**TASK STATEMENT**
Your task is to copy every line of the entries that contains "ylabel".

################

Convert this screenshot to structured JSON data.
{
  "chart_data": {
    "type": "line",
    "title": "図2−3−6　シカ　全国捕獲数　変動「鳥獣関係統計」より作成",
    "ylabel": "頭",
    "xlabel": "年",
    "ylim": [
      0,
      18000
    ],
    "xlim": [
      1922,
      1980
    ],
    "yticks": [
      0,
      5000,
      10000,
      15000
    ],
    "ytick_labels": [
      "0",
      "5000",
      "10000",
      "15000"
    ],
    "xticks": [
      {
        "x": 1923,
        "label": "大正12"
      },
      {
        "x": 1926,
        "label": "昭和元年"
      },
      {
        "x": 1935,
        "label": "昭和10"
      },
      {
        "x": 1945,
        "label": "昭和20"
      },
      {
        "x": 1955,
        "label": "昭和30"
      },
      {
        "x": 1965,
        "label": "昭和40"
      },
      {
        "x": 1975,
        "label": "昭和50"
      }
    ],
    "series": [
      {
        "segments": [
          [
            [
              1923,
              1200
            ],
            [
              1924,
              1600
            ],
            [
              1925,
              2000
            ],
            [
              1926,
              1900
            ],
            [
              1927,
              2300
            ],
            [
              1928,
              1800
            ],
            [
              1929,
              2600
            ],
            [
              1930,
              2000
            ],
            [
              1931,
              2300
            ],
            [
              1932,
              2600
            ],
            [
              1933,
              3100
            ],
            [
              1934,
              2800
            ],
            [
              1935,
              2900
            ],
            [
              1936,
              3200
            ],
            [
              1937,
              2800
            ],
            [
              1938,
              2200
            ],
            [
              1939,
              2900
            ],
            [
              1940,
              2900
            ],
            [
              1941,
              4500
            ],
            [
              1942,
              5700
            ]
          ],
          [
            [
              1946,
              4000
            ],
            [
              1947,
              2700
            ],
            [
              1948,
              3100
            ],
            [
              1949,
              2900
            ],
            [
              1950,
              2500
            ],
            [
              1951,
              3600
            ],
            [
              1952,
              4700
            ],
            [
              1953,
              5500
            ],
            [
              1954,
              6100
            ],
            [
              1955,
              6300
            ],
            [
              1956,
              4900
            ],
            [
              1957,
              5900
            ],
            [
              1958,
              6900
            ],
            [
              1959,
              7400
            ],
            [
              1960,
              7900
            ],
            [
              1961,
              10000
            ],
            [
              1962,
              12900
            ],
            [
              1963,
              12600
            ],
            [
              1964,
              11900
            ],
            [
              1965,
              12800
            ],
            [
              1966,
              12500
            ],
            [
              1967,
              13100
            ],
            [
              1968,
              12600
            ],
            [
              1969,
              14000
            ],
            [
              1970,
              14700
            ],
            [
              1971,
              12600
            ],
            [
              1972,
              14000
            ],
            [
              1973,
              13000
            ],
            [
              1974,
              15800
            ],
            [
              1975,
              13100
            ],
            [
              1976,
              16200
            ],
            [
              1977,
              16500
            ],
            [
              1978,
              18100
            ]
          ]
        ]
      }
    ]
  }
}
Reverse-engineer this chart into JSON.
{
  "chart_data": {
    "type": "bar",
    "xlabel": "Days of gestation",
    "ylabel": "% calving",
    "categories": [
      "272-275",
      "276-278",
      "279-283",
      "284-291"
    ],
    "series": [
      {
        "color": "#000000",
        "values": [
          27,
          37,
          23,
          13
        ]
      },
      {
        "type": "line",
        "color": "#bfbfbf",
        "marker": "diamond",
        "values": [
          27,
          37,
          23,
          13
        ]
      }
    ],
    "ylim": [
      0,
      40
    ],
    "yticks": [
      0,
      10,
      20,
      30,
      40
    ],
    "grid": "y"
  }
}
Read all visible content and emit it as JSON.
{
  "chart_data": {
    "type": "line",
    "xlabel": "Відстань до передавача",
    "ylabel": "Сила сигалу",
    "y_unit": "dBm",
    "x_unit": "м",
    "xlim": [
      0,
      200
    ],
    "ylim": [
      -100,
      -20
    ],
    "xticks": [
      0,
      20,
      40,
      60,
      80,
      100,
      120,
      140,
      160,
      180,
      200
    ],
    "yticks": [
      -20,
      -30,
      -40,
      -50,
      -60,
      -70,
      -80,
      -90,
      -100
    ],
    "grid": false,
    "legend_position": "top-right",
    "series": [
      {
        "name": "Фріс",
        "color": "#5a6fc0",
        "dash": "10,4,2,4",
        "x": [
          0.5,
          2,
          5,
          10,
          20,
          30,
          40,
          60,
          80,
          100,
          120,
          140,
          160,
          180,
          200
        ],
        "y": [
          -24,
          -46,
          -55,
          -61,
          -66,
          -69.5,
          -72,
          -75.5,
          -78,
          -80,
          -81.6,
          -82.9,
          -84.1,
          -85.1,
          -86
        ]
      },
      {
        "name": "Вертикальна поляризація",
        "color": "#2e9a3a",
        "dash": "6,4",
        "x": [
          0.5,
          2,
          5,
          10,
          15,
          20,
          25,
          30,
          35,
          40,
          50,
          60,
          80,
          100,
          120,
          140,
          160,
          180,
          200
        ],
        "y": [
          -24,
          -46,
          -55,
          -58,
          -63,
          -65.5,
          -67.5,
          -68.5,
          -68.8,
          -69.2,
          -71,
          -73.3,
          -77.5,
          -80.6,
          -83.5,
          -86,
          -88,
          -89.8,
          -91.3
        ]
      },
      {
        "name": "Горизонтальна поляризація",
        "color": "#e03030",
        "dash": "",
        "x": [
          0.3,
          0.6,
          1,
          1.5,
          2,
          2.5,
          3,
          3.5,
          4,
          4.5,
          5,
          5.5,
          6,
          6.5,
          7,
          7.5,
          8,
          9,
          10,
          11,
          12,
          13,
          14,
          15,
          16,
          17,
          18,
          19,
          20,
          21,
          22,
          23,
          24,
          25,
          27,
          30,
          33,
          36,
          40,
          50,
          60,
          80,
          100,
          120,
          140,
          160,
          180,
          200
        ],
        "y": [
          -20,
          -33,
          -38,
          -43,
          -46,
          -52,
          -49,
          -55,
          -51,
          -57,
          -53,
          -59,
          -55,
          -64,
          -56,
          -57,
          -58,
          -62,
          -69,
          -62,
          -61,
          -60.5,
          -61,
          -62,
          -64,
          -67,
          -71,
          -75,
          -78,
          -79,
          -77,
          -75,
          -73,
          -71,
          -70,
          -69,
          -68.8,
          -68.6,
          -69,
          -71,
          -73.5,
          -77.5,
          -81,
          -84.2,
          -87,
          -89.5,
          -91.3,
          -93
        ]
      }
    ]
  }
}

################

**SOLUTION TO THIS TASK**
    "ylabel": "頭",
    "ylabel": "% calving",
    "ylabel": "Сила сигалу",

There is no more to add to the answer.